CHALLENGE: Where a line holds "summary", copy it.

INFORMATION GIVEN:
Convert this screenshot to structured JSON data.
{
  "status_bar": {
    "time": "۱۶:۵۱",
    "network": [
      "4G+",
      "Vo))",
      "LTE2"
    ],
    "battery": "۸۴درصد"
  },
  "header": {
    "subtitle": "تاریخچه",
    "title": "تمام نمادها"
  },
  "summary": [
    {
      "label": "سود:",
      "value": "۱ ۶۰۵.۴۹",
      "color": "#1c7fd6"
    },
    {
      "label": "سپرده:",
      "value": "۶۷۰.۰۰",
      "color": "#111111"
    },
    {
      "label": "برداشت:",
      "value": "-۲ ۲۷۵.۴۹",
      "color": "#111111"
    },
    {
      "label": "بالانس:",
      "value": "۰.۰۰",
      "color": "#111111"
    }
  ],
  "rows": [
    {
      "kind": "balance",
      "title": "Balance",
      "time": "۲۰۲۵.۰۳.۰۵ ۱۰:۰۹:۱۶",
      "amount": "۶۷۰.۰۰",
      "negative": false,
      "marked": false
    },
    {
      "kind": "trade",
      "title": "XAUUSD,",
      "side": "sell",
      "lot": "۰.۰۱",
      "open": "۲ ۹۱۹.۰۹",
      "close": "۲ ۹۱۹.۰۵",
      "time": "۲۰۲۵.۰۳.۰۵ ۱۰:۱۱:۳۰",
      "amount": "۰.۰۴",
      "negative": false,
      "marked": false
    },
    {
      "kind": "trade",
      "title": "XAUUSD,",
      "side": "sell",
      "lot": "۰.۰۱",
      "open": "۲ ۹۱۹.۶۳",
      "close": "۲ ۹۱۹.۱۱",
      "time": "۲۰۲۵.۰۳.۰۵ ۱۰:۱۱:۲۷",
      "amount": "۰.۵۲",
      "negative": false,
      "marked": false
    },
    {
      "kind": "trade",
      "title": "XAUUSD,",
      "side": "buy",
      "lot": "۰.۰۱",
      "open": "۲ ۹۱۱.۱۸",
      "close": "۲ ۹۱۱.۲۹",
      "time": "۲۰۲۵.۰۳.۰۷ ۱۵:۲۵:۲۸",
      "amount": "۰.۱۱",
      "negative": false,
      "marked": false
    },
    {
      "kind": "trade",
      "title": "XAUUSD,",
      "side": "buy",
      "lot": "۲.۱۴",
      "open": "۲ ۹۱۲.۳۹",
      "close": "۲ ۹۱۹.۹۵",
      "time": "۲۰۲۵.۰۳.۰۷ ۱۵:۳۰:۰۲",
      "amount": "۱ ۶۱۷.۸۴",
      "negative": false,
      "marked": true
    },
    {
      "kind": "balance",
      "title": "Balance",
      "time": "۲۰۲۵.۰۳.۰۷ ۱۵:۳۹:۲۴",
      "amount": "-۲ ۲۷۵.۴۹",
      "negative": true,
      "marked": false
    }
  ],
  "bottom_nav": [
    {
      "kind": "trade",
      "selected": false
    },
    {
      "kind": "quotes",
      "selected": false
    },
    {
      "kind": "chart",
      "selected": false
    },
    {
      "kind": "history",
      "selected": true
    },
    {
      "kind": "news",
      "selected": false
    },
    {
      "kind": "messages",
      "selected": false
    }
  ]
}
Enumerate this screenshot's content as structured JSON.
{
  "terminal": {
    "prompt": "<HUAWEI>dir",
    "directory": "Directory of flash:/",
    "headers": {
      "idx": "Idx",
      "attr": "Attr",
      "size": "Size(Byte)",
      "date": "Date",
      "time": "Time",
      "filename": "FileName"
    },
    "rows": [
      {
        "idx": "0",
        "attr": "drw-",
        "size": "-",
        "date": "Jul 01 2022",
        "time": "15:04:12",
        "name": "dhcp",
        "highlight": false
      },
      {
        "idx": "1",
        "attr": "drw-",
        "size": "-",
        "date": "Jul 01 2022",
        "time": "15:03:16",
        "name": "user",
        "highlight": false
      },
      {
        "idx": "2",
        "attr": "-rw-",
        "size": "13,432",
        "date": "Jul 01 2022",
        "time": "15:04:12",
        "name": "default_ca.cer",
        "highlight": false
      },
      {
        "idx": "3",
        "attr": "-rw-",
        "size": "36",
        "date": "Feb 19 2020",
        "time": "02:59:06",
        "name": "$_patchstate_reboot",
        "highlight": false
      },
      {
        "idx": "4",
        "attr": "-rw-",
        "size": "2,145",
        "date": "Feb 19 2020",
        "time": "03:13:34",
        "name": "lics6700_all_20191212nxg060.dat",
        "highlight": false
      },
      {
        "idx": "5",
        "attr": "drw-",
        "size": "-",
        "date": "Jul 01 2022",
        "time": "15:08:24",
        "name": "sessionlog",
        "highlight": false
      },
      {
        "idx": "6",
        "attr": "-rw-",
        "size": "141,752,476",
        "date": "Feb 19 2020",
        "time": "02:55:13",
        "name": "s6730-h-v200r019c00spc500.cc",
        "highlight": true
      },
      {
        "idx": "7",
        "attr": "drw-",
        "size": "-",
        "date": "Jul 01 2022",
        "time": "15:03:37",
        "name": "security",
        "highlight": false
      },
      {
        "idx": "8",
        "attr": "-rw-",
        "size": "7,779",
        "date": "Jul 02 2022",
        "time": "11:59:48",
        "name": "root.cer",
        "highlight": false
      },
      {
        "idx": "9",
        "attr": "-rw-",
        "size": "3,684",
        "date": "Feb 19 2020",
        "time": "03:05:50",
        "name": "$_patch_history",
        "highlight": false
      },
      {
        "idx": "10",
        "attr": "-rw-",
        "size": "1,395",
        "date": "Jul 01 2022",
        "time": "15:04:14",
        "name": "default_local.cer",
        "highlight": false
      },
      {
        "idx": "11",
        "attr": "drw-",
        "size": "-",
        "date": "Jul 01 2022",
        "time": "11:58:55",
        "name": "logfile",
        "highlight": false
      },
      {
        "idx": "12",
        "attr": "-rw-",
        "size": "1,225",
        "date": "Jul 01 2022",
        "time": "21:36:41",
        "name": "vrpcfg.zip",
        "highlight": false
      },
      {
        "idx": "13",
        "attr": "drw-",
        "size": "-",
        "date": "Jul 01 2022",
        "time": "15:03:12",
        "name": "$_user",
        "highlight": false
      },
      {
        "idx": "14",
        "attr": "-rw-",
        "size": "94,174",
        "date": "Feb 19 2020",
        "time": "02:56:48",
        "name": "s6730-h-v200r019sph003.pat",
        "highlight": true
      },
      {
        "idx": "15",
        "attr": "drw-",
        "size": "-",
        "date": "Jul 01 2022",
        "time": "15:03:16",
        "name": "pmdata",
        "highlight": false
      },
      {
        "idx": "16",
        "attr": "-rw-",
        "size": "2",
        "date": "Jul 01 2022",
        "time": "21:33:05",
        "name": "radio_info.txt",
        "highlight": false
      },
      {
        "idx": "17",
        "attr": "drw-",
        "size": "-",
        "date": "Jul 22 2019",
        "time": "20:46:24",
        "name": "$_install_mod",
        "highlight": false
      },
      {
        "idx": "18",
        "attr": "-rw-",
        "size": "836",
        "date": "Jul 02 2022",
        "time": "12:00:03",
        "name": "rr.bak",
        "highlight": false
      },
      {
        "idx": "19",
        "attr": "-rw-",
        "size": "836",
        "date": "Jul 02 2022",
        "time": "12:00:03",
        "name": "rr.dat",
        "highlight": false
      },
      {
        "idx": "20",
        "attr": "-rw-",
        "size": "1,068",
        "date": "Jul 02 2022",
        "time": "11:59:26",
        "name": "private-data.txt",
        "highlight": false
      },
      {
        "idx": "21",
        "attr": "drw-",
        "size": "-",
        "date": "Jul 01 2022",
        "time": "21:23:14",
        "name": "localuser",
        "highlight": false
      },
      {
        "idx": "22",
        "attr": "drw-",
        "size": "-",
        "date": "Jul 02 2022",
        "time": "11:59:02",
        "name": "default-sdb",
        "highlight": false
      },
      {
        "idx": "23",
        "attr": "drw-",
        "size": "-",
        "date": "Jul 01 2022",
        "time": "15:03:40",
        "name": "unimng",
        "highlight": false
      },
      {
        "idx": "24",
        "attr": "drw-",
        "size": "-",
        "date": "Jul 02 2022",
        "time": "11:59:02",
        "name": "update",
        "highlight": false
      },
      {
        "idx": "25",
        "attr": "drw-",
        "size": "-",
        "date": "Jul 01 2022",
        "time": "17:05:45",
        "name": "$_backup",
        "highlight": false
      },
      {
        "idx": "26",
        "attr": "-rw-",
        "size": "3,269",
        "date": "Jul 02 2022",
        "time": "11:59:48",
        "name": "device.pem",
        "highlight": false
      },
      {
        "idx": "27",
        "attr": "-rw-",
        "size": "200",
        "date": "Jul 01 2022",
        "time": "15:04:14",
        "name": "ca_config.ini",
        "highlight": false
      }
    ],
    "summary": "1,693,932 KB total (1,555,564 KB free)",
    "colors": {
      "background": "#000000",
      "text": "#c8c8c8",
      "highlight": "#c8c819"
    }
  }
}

REPLY:
  "summary": [
    "summary": "1,693,932 KB total (1,555,564 KB free)",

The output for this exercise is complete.